● **Exercise directions**
Rewrite the records starting at the first line and going on through the line with "550, 918, 580]", substituting "status-pill" for every "status-badge" and leaving all else unchanged. Return only those lines.

● **Source material**
○ ○ ○ ○
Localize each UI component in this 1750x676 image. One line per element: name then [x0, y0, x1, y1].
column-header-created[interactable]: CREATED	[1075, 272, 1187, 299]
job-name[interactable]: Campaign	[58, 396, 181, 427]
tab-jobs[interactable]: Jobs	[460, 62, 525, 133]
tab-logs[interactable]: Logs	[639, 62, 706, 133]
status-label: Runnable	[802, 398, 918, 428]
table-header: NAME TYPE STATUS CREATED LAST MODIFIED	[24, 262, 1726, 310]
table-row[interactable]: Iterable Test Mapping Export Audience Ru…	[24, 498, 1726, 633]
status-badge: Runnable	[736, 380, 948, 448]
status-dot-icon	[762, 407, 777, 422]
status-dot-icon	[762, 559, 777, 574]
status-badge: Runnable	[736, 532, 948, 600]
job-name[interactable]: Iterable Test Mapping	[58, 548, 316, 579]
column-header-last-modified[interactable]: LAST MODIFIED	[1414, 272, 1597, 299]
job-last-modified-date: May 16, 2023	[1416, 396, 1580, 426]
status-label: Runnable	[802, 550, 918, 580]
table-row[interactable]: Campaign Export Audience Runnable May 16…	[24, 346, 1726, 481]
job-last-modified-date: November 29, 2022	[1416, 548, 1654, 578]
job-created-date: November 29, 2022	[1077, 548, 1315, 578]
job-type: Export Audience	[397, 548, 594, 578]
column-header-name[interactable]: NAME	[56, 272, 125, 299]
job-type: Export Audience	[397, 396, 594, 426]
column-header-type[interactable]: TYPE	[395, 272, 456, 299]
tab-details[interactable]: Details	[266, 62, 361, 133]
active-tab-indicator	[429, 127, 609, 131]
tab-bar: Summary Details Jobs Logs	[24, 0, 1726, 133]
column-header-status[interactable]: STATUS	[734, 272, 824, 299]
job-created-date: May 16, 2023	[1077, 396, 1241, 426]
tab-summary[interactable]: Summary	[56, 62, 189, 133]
○ ○ ○ ○
● **Correct output**
Localize each UI component in this 1750x676 image. One line per element: name then [x0, y0, x1, y1].
column-header-created[interactable]: CREATED	[1075, 272, 1187, 299]
job-name[interactable]: Campaign	[58, 396, 181, 427]
tab-jobs[interactable]: Jobs	[460, 62, 525, 133]
tab-logs[interactable]: Logs	[639, 62, 706, 133]
status-label: Runnable	[802, 398, 918, 428]
table-header: NAME TYPE STATUS CREATED LAST MODIFIED	[24, 262, 1726, 310]
table-row[interactable]: Iterable Test Mapping Export Audience Ru…	[24, 498, 1726, 633]
status-pill: Runnable	[736, 380, 948, 448]
status-dot-icon	[762, 407, 777, 422]
status-dot-icon	[762, 559, 777, 574]
status-pill: Runnable	[736, 532, 948, 600]
job-name[interactable]: Iterable Test Mapping	[58, 548, 316, 579]
column-header-last-modified[interactable]: LAST MODIFIED	[1414, 272, 1597, 299]
job-last-modified-date: May 16, 2023	[1416, 396, 1580, 426]
status-label: Runnable	[802, 550, 918, 580]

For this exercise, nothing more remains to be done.